BRIEF: From the entries below, please gather each line containing the string "Services".

Stored data:

· · · ·

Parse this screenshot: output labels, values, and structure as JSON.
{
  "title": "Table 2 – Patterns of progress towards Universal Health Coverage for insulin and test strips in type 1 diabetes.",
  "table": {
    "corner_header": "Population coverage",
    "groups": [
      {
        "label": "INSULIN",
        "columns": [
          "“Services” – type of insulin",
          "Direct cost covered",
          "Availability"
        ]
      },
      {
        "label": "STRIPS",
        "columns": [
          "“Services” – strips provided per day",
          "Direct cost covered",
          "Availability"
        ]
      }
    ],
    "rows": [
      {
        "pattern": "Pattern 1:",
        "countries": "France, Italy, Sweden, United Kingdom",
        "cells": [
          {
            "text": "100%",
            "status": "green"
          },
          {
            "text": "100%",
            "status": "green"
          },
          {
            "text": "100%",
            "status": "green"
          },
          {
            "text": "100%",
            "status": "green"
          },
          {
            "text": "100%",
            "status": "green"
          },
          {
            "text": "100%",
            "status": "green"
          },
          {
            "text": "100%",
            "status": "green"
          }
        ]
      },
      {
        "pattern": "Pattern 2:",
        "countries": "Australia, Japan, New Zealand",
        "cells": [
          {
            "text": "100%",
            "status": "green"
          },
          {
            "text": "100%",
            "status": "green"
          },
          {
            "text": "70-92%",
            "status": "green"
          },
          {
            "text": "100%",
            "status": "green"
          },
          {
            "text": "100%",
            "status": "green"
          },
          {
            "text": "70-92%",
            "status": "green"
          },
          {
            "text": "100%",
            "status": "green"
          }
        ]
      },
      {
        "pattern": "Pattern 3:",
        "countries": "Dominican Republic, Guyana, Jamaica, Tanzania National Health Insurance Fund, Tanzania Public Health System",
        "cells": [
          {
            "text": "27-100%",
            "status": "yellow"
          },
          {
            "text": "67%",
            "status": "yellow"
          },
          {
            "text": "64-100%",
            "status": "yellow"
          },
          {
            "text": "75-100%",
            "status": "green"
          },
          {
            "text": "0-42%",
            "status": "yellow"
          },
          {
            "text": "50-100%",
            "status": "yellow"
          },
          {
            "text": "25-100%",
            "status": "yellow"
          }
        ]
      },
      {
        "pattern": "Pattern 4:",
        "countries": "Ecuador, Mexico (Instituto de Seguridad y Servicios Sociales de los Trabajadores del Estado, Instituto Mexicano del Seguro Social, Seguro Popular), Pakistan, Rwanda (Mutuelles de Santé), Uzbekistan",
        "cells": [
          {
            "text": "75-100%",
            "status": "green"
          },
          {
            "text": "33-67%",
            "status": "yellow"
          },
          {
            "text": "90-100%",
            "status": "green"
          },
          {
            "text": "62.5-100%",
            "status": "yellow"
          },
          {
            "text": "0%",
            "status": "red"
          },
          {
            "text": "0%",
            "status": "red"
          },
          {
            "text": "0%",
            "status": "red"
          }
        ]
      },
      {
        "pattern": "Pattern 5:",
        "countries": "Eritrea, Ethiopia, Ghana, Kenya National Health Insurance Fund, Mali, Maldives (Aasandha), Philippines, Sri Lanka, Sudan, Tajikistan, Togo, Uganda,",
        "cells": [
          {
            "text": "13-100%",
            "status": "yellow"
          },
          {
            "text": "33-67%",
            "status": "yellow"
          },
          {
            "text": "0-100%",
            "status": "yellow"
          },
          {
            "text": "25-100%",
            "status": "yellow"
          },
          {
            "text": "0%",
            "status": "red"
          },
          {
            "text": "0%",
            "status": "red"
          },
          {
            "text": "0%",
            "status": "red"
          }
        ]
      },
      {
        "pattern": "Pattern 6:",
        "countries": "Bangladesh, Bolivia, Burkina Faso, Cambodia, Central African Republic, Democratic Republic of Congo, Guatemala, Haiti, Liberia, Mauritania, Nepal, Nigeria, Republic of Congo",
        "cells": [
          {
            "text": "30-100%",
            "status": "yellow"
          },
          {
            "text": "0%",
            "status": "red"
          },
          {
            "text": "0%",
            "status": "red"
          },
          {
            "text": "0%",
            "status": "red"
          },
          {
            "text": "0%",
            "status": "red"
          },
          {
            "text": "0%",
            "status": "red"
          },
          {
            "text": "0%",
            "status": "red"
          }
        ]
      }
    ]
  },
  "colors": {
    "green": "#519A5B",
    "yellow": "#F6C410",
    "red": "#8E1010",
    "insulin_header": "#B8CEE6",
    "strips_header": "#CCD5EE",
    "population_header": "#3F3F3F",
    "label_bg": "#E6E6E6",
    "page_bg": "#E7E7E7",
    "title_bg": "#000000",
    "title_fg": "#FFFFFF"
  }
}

· · · ·

THE SOLUTION:
          "“Services” – type of insulin",
          "“Services” – strips provided per day",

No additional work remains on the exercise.